▸ **SOURCE DATA**:
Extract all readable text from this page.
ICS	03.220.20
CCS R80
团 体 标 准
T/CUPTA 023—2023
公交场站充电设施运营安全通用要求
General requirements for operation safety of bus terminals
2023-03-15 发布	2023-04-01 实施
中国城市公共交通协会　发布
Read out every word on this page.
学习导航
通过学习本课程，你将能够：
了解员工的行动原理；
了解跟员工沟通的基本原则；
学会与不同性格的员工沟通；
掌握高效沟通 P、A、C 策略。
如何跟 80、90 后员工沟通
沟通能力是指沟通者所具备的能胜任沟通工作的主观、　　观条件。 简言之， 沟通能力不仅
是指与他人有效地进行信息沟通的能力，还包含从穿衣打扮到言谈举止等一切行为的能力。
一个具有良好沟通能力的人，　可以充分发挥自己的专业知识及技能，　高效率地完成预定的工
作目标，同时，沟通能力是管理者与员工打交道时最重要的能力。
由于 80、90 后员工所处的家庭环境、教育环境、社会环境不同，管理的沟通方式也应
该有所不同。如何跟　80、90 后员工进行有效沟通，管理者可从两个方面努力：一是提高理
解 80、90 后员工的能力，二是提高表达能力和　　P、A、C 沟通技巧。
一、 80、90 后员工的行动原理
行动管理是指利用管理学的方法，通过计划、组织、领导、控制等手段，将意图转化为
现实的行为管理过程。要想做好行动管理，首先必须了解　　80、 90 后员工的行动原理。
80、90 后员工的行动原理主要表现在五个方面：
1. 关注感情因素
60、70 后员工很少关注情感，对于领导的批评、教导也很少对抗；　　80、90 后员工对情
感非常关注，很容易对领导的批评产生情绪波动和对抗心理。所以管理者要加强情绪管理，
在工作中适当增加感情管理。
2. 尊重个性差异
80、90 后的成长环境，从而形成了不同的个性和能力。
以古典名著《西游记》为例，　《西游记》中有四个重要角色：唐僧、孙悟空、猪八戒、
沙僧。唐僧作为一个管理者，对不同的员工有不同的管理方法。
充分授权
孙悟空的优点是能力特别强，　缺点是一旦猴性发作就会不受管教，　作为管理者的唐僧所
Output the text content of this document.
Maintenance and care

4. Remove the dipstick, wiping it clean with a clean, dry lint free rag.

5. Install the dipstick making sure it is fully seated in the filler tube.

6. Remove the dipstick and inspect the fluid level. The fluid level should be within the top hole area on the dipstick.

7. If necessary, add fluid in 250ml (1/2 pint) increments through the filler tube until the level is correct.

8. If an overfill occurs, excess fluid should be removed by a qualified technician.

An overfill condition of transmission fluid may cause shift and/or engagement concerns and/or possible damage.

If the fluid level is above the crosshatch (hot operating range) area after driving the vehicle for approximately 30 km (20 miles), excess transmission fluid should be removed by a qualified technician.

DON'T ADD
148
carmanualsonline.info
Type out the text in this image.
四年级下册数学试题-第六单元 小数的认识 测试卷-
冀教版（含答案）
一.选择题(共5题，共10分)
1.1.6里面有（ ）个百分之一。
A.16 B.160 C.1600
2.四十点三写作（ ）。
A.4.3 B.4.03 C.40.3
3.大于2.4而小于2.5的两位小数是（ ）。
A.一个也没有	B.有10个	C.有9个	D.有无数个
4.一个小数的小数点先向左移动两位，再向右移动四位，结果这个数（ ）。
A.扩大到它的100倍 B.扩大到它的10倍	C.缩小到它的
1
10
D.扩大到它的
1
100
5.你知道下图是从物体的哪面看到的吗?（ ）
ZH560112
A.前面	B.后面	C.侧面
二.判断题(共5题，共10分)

▸ **EXERCISE OBJECTIVE**: Each record above should be repeated exactly as it appears.

▸ **CORRECT RESPONSE**:
Extract all readable text from this page.
ICS	03.220.20
CCS R80
团 体 标 准
T/CUPTA 023—2023
公交场站充电设施运营安全通用要求
General requirements for operation safety of bus terminals
2023-03-15 发布	2023-04-01 实施
中国城市公共交通协会　发布
Read out every word on this page.
学习导航
通过学习本课程，你将能够：
了解员工的行动原理；
了解跟员工沟通的基本原则；
学会与不同性格的员工沟通；
掌握高效沟通 P、A、C 策略。
如何跟 80、90 后员工沟通
沟通能力是指沟通者所具备的能胜任沟通工作的主观、　　观条件。 简言之， 沟通能力不仅
是指与他人有效地进行信息沟通的能力，还包含从穿衣打扮到言谈举止等一切行为的能力。
一个具有良好沟通能力的人，　可以充分发挥自己的专业知识及技能，　高效率地完成预定的工
作目标，同时，沟通能力是管理者与员工打交道时最重要的能力。
由于 80、90 后员工所处的家庭环境、教育环境、社会环境不同，管理的沟通方式也应
该有所不同。如何跟　80、90 后员工进行有效沟通，管理者可从两个方面努力：一是提高理
解 80、90 后员工的能力，二是提高表达能力和　　P、A、C 沟通技巧。
一、 80、90 后员工的行动原理
行动管理是指利用管理学的方法，通过计划、组织、领导、控制等手段，将意图转化为
现实的行为管理过程。要想做好行动管理，首先必须了解　　80、 90 后员工的行动原理。
80、90 后员工的行动原理主要表现在五个方面：
1. 关注感情因素
60、70 后员工很少关注情感，对于领导的批评、教导也很少对抗；　　80、90 后员工对情
感非常关注，很容易对领导的批评产生情绪波动和对抗心理。所以管理者要加强情绪管理，
在工作中适当增加感情管理。
2. 尊重个性差异
80、90 后的成长环境，从而形成了不同的个性和能力。
以古典名著《西游记》为例，　《西游记》中有四个重要角色：唐僧、孙悟空、猪八戒、
沙僧。唐僧作为一个管理者，对不同的员工有不同的管理方法。
充分授权
孙悟空的优点是能力特别强，　缺点是一旦猴性发作就会不受管教，　作为管理者的唐僧所
Output the text content of this document.
Maintenance and care

4. Remove the dipstick, wiping it clean with a clean, dry lint free rag.

5. Install the dipstick making sure it is fully seated in the filler tube.

6. Remove the dipstick and inspect the fluid level. The fluid level should be within the top hole area on the dipstick.

7. If necessary, add fluid in 250ml (1/2 pint) increments through the filler tube until the level is correct.

8. If an overfill occurs, excess fluid should be removed by a qualified technician.

An overfill condition of transmission fluid may cause shift and/or engagement concerns and/or possible damage.

If the fluid level is above the crosshatch (hot operating range) area after driving the vehicle for approximately 30 km (20 miles), excess transmission fluid should be removed by a qualified technician.

DON'T ADD
148
carmanualsonline.info
Type out the text in this image.
四年级下册数学试题-第六单元 小数的认识 测试卷-
冀教版（含答案）
一.选择题(共5题，共10分)
1.1.6里面有（ ）个百分之一。
A.16 B.160 C.1600
2.四十点三写作（ ）。
A.4.3 B.4.03 C.40.3
3.大于2.4而小于2.5的两位小数是（ ）。
A.一个也没有	B.有10个	C.有9个	D.有无数个
4.一个小数的小数点先向左移动两位，再向右移动四位，结果这个数（ ）。
A.扩大到它的100倍 B.扩大到它的10倍	C.缩小到它的
1
10
D.扩大到它的
1
100
5.你知道下图是从物体的哪面看到的吗?（ ）
ZH560112
A.前面	B.后面	C.侧面
二.判断题(共5题，共10分)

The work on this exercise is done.